REQUIRED WORK = Output all lines exactly.

EXTRACTED RECORDS =

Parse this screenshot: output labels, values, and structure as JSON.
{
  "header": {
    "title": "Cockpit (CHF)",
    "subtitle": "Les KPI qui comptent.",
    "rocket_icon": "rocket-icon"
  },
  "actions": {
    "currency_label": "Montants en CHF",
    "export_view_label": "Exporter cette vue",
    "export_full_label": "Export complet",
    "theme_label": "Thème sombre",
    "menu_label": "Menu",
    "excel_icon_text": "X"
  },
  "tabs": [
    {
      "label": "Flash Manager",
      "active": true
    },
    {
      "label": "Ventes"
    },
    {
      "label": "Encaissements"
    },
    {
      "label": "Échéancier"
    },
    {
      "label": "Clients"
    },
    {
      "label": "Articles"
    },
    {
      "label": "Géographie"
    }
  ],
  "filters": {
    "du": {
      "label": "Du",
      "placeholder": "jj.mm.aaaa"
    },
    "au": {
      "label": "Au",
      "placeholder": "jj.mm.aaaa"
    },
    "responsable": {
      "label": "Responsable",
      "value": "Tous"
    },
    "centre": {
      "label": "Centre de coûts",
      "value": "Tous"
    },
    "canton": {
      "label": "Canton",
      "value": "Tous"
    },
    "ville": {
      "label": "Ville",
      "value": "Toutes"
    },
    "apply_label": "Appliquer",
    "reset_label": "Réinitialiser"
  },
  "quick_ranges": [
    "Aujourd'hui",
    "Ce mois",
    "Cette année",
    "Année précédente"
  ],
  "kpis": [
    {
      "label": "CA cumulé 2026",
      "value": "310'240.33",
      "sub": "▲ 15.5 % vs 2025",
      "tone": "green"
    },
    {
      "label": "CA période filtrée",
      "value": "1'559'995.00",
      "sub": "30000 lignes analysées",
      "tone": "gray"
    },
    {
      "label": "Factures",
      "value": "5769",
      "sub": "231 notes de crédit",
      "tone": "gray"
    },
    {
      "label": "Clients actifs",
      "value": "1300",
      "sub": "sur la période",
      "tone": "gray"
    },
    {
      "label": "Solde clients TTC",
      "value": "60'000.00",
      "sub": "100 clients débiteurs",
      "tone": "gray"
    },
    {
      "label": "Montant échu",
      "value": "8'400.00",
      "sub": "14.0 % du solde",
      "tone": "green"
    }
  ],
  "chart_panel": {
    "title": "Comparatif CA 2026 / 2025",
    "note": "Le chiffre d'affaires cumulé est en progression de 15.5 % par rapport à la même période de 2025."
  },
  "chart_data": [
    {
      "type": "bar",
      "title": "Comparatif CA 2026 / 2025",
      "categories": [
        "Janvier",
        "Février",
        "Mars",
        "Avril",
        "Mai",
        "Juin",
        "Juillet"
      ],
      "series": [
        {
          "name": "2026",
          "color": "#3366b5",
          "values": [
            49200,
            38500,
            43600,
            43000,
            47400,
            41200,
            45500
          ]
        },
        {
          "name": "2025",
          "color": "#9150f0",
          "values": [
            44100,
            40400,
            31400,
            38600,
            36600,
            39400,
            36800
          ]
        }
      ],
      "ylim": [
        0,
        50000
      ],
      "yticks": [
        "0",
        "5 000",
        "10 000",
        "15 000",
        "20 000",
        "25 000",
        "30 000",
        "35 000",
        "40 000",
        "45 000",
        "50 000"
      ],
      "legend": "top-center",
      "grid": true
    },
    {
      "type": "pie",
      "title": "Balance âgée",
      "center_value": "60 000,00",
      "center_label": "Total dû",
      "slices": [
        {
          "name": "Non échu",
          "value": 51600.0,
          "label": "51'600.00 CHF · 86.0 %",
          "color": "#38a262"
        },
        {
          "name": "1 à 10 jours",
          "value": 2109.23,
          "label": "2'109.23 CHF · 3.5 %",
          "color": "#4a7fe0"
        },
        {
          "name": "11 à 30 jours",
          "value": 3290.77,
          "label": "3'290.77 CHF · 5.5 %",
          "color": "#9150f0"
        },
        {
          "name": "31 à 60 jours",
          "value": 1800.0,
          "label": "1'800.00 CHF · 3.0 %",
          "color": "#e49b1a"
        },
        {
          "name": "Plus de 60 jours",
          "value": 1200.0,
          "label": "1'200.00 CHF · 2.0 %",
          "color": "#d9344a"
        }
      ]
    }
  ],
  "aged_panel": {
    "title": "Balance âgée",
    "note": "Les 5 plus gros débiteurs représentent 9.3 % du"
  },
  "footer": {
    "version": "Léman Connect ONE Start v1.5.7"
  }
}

OUTPUT OF THE TASK =
Parse this screenshot: output labels, values, and structure as JSON.
{
  "header": {
    "title": "Cockpit (CHF)",
    "subtitle": "Les KPI qui comptent.",
    "rocket_icon": "rocket-icon"
  },
  "actions": {
    "currency_label": "Montants en CHF",
    "export_view_label": "Exporter cette vue",
    "export_full_label": "Export complet",
    "theme_label": "Thème sombre",
    "menu_label": "Menu",
    "excel_icon_text": "X"
  },
  "tabs": [
    {
      "label": "Flash Manager",
      "active": true
    },
    {
      "label": "Ventes"
    },
    {
      "label": "Encaissements"
    },
    {
      "label": "Échéancier"
    },
    {
      "label": "Clients"
    },
    {
      "label": "Articles"
    },
    {
      "label": "Géographie"
    }
  ],
  "filters": {
    "du": {
      "label": "Du",
      "placeholder": "jj.mm.aaaa"
    },
    "au": {
      "label": "Au",
      "placeholder": "jj.mm.aaaa"
    },
    "responsable": {
      "label": "Responsable",
      "value": "Tous"
    },
    "centre": {
      "label": "Centre de coûts",
      "value": "Tous"
    },
    "canton": {
      "label": "Canton",
      "value": "Tous"
    },
    "ville": {
      "label": "Ville",
      "value": "Toutes"
    },
    "apply_label": "Appliquer",
    "reset_label": "Réinitialiser"
  },
  "quick_ranges": [
    "Aujourd'hui",
    "Ce mois",
    "Cette année",
    "Année précédente"
  ],
  "kpis": [
    {
      "label": "CA cumulé 2026",
      "value": "310'240.33",
      "sub": "▲ 15.5 % vs 2025",
      "tone": "green"
    },
    {
      "label": "CA période filtrée",
      "value": "1'559'995.00",
      "sub": "30000 lignes analysées",
      "tone": "gray"
    },
    {
      "label": "Factures",
      "value": "5769",
      "sub": "231 notes de crédit",
      "tone": "gray"
    },
    {
      "label": "Clients actifs",
      "value": "1300",
      "sub": "sur la période",
      "tone": "gray"
    },
    {
      "label": "Solde clients TTC",
      "value": "60'000.00",
      "sub": "100 clients débiteurs",
      "tone": "gray"
    },
    {
      "label": "Montant échu",
      "value": "8'400.00",
      "sub": "14.0 % du solde",
      "tone": "green"
    }
  ],
  "chart_panel": {
    "title": "Comparatif CA 2026 / 2025",
    "note": "Le chiffre d'affaires cumulé est en progression de 15.5 % par rapport à la même période de 2025."
  },
  "chart_data": [
    {
      "type": "bar",
      "title": "Comparatif CA 2026 / 2025",
      "categories": [
        "Janvier",
        "Février",
        "Mars",
        "Avril",
        "Mai",
        "Juin",
        "Juillet"
      ],
      "series": [
        {
          "name": "2026",
          "color": "#3366b5",
          "values": [
            49200,
            38500,
            43600,
            43000,
            47400,
            41200,
            45500
          ]
        },
        {
          "name": "2025",
          "color": "#9150f0",
          "values": [
            44100,
            40400,
            31400,
            38600,
            36600,
            39400,
            36800
          ]
        }
      ],
      "ylim": [
        0,
        50000
      ],
      "yticks": [
        "0",
        "5 000",
        "10 000",
        "15 000",
        "20 000",
        "25 000",
        "30 000",
        "35 000",
        "40 000",
        "45 000",
        "50 000"
      ],
      "legend": "top-center",
      "grid": true
    },
    {
      "type": "pie",
      "title": "Balance âgée",
      "center_value": "60 000,00",
      "center_label": "Total dû",
      "slices": [
        {
          "name": "Non échu",
          "value": 51600.0,
          "label": "51'600.00 CHF · 86.0 %",
          "color": "#38a262"
        },
        {
          "name": "1 à 10 jours",
          "value": 2109.23,
          "label": "2'109.23 CHF · 3.5 %",
          "color": "#4a7fe0"
        },
        {
          "name": "11 à 30 jours",
          "value": 3290.77,
          "label": "3'290.77 CHF · 5.5 %",
          "color": "#9150f0"
        },
        {
          "name": "31 à 60 jours",
          "value": 1800.0,
          "label": "1'800.00 CHF · 3.0 %",
          "color": "#e49b1a"
        },
        {
          "name": "Plus de 60 jours",
          "value": 1200.0,
          "label": "1'200.00 CHF · 2.0 %",
          "color": "#d9344a"
        }
      ]
    }
  ],
  "aged_panel": {
    "title": "Balance âgée",
    "note": "Les 5 plus gros débiteurs représentent 9.3 % du"
  },
  "footer": {
    "version": "Léman Connect ONE Start v1.5.7"
  }
}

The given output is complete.